Print the listing as it stands, omitting all images.

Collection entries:
===

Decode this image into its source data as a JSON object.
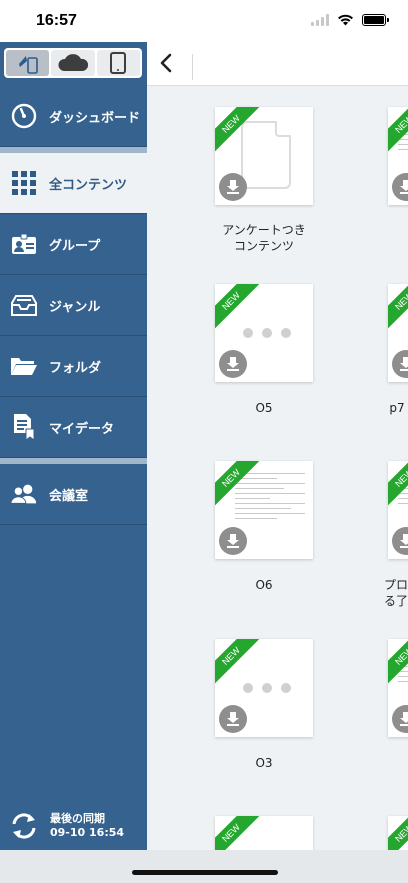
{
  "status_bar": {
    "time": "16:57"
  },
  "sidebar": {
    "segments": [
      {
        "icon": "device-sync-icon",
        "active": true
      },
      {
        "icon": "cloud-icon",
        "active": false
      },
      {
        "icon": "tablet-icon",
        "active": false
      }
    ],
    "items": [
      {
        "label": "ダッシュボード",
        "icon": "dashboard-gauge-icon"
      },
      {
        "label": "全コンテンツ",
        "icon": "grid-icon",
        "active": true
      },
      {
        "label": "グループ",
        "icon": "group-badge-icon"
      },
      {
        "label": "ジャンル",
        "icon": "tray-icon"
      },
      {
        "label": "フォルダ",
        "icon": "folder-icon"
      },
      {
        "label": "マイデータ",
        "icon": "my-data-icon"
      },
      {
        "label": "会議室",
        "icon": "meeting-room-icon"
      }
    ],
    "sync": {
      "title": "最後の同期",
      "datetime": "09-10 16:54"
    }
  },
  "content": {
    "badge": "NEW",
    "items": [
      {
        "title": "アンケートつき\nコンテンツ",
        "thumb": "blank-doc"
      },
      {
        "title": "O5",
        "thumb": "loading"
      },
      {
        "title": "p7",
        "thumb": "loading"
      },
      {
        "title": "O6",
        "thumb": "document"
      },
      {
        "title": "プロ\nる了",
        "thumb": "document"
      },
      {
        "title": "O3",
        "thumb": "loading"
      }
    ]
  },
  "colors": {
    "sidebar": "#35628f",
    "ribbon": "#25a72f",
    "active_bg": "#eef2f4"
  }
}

===

Written response:
Decode this image into its source data as a JSON object.
{
  "status_bar": {
    "time": "16:57"
  },
  "sidebar": {
    "segments": [
      {
        "icon": "device-sync-icon",
        "active": true
      },
      {
        "icon": "cloud-icon",
        "active": false
      },
      {
        "icon": "tablet-icon",
        "active": false
      }
    ],
    "items": [
      {
        "label": "ダッシュボード",
        "icon": "dashboard-gauge-icon"
      },
      {
        "label": "全コンテンツ",
        "icon": "grid-icon",
        "active": true
      },
      {
        "label": "グループ",
        "icon": "group-badge-icon"
      },
      {
        "label": "ジャンル",
        "icon": "tray-icon"
      },
      {
        "label": "フォルダ",
        "icon": "folder-icon"
      },
      {
        "label": "マイデータ",
        "icon": "my-data-icon"
      },
      {
        "label": "会議室",
        "icon": "meeting-room-icon"
      }
    ],
    "sync": {
      "title": "最後の同期",
      "datetime": "09-10 16:54"
    }
  },
  "content": {
    "badge": "NEW",
    "items": [
      {
        "title": "アンケートつき\nコンテンツ",
        "thumb": "blank-doc"
      },
      {
        "title": "O5",
        "thumb": "loading"
      },
      {
        "title": "p7",
        "thumb": "loading"
      },
      {
        "title": "O6",
        "thumb": "document"
      },
      {
        "title": "プロ\nる了",
        "thumb": "document"
      },
      {
        "title": "O3",
        "thumb": "loading"
      }
    ]
  },
  "colors": {
    "sidebar": "#35628f",
    "ribbon": "#25a72f",
    "active_bg": "#eef2f4"
  }
}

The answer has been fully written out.